* DIRECTIONS *
Present the following entries again, word for word and in full.

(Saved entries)
** start **

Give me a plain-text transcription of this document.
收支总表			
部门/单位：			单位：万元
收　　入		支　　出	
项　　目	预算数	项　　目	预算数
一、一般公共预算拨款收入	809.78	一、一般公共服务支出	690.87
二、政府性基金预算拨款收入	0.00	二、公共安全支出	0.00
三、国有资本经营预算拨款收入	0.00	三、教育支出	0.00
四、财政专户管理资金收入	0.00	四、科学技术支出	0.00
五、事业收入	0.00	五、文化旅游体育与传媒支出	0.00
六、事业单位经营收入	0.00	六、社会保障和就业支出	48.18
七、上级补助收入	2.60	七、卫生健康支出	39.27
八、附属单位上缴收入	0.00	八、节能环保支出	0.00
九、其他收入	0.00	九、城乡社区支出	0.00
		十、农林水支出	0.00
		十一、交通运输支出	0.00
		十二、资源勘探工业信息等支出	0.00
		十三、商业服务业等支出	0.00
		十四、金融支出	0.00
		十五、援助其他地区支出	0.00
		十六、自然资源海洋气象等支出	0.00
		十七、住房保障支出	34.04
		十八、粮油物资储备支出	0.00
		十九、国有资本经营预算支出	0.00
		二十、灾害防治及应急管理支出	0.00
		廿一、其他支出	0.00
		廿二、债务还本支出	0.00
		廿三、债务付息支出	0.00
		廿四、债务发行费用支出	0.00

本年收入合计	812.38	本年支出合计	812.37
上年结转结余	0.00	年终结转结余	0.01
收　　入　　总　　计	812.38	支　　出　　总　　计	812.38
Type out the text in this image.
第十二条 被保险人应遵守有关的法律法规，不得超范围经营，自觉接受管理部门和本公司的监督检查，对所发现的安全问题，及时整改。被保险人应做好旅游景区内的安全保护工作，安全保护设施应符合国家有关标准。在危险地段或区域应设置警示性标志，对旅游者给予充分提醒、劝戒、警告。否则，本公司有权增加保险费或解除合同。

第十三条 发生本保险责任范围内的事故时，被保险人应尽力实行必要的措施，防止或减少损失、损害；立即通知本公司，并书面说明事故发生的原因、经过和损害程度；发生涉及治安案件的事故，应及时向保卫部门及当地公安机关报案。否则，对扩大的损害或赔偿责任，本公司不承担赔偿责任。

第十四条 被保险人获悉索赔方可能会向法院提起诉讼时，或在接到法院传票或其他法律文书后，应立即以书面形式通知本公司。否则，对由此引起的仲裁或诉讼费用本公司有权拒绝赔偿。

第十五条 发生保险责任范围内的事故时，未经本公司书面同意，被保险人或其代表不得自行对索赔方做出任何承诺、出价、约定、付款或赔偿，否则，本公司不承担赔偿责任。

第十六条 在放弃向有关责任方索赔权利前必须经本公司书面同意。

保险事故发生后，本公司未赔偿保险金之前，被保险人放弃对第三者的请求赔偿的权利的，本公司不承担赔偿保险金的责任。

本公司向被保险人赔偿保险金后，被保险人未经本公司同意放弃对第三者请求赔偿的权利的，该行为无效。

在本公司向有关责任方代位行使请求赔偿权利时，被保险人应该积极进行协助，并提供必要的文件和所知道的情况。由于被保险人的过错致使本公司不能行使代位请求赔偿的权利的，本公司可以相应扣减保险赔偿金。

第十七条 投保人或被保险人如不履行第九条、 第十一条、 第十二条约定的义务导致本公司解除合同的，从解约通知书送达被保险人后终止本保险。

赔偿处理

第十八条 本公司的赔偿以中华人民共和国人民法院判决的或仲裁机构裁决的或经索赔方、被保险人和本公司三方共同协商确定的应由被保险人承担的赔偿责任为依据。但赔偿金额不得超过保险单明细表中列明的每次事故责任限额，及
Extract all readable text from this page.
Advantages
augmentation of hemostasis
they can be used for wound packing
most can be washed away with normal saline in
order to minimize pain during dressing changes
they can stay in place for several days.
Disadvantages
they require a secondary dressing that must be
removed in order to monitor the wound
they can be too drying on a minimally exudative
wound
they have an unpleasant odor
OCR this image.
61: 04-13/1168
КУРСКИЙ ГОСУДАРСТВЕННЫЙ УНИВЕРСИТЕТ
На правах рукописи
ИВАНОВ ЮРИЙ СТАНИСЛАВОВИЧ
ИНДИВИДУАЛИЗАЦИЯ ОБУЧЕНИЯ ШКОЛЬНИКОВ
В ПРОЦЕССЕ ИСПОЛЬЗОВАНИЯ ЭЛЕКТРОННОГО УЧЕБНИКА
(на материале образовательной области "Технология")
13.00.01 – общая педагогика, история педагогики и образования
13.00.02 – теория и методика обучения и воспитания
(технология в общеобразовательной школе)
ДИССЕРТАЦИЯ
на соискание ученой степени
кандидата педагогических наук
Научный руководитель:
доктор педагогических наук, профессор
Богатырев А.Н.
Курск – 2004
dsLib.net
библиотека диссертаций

** end **

* WRITTEN SOLUTION *
Give me a plain-text transcription of this document.
收支总表			
部门/单位：			单位：万元
收　　入		支　　出	
项　　目	预算数	项　　目	预算数
一、一般公共预算拨款收入	809.78	一、一般公共服务支出	690.87
二、政府性基金预算拨款收入	0.00	二、公共安全支出	0.00
三、国有资本经营预算拨款收入	0.00	三、教育支出	0.00
四、财政专户管理资金收入	0.00	四、科学技术支出	0.00
五、事业收入	0.00	五、文化旅游体育与传媒支出	0.00
六、事业单位经营收入	0.00	六、社会保障和就业支出	48.18
七、上级补助收入	2.60	七、卫生健康支出	39.27
八、附属单位上缴收入	0.00	八、节能环保支出	0.00
九、其他收入	0.00	九、城乡社区支出	0.00
		十、农林水支出	0.00
		十一、交通运输支出	0.00
		十二、资源勘探工业信息等支出	0.00
		十三、商业服务业等支出	0.00
		十四、金融支出	0.00
		十五、援助其他地区支出	0.00
		十六、自然资源海洋气象等支出	0.00
		十七、住房保障支出	34.04
		十八、粮油物资储备支出	0.00
		十九、国有资本经营预算支出	0.00
		二十、灾害防治及应急管理支出	0.00
		廿一、其他支出	0.00
		廿二、债务还本支出	0.00
		廿三、债务付息支出	0.00
		廿四、债务发行费用支出	0.00

本年收入合计	812.38	本年支出合计	812.37
上年结转结余	0.00	年终结转结余	0.01
收　　入　　总　　计	812.38	支　　出　　总　　计	812.38
Type out the text in this image.
第十二条 被保险人应遵守有关的法律法规，不得超范围经营，自觉接受管理部门和本公司的监督检查，对所发现的安全问题，及时整改。被保险人应做好旅游景区内的安全保护工作，安全保护设施应符合国家有关标准。在危险地段或区域应设置警示性标志，对旅游者给予充分提醒、劝戒、警告。否则，本公司有权增加保险费或解除合同。

第十三条 发生本保险责任范围内的事故时，被保险人应尽力实行必要的措施，防止或减少损失、损害；立即通知本公司，并书面说明事故发生的原因、经过和损害程度；发生涉及治安案件的事故，应及时向保卫部门及当地公安机关报案。否则，对扩大的损害或赔偿责任，本公司不承担赔偿责任。

第十四条 被保险人获悉索赔方可能会向法院提起诉讼时，或在接到法院传票或其他法律文书后，应立即以书面形式通知本公司。否则，对由此引起的仲裁或诉讼费用本公司有权拒绝赔偿。

第十五条 发生保险责任范围内的事故时，未经本公司书面同意，被保险人或其代表不得自行对索赔方做出任何承诺、出价、约定、付款或赔偿，否则，本公司不承担赔偿责任。

第十六条 在放弃向有关责任方索赔权利前必须经本公司书面同意。

保险事故发生后，本公司未赔偿保险金之前，被保险人放弃对第三者的请求赔偿的权利的，本公司不承担赔偿保险金的责任。

本公司向被保险人赔偿保险金后，被保险人未经本公司同意放弃对第三者请求赔偿的权利的，该行为无效。

在本公司向有关责任方代位行使请求赔偿权利时，被保险人应该积极进行协助，并提供必要的文件和所知道的情况。由于被保险人的过错致使本公司不能行使代位请求赔偿的权利的，本公司可以相应扣减保险赔偿金。

第十七条 投保人或被保险人如不履行第九条、 第十一条、 第十二条约定的义务导致本公司解除合同的，从解约通知书送达被保险人后终止本保险。

赔偿处理

第十八条 本公司的赔偿以中华人民共和国人民法院判决的或仲裁机构裁决的或经索赔方、被保险人和本公司三方共同协商确定的应由被保险人承担的赔偿责任为依据。但赔偿金额不得超过保险单明细表中列明的每次事故责任限额，及
Extract all readable text from this page.
Advantages
augmentation of hemostasis
they can be used for wound packing
most can be washed away with normal saline in
order to minimize pain during dressing changes
they can stay in place for several days.
Disadvantages
they require a secondary dressing that must be
removed in order to monitor the wound
they can be too drying on a minimally exudative
wound
they have an unpleasant odor
OCR this image.
61: 04-13/1168
КУРСКИЙ ГОСУДАРСТВЕННЫЙ УНИВЕРСИТЕТ
На правах рукописи
ИВАНОВ ЮРИЙ СТАНИСЛАВОВИЧ
ИНДИВИДУАЛИЗАЦИЯ ОБУЧЕНИЯ ШКОЛЬНИКОВ
В ПРОЦЕССЕ ИСПОЛЬЗОВАНИЯ ЭЛЕКТРОННОГО УЧЕБНИКА
(на материале образовательной области "Технология")
13.00.01 – общая педагогика, история педагогики и образования
13.00.02 – теория и методика обучения и воспитания
(технология в общеобразовательной школе)
ДИССЕРТАЦИЯ
на соискание ученой степени
кандидата педагогических наук
Научный руководитель:
доктор педагогических наук, профессор
Богатырев А.Н.
Курск – 2004
dsLib.net
библиотека диссертаций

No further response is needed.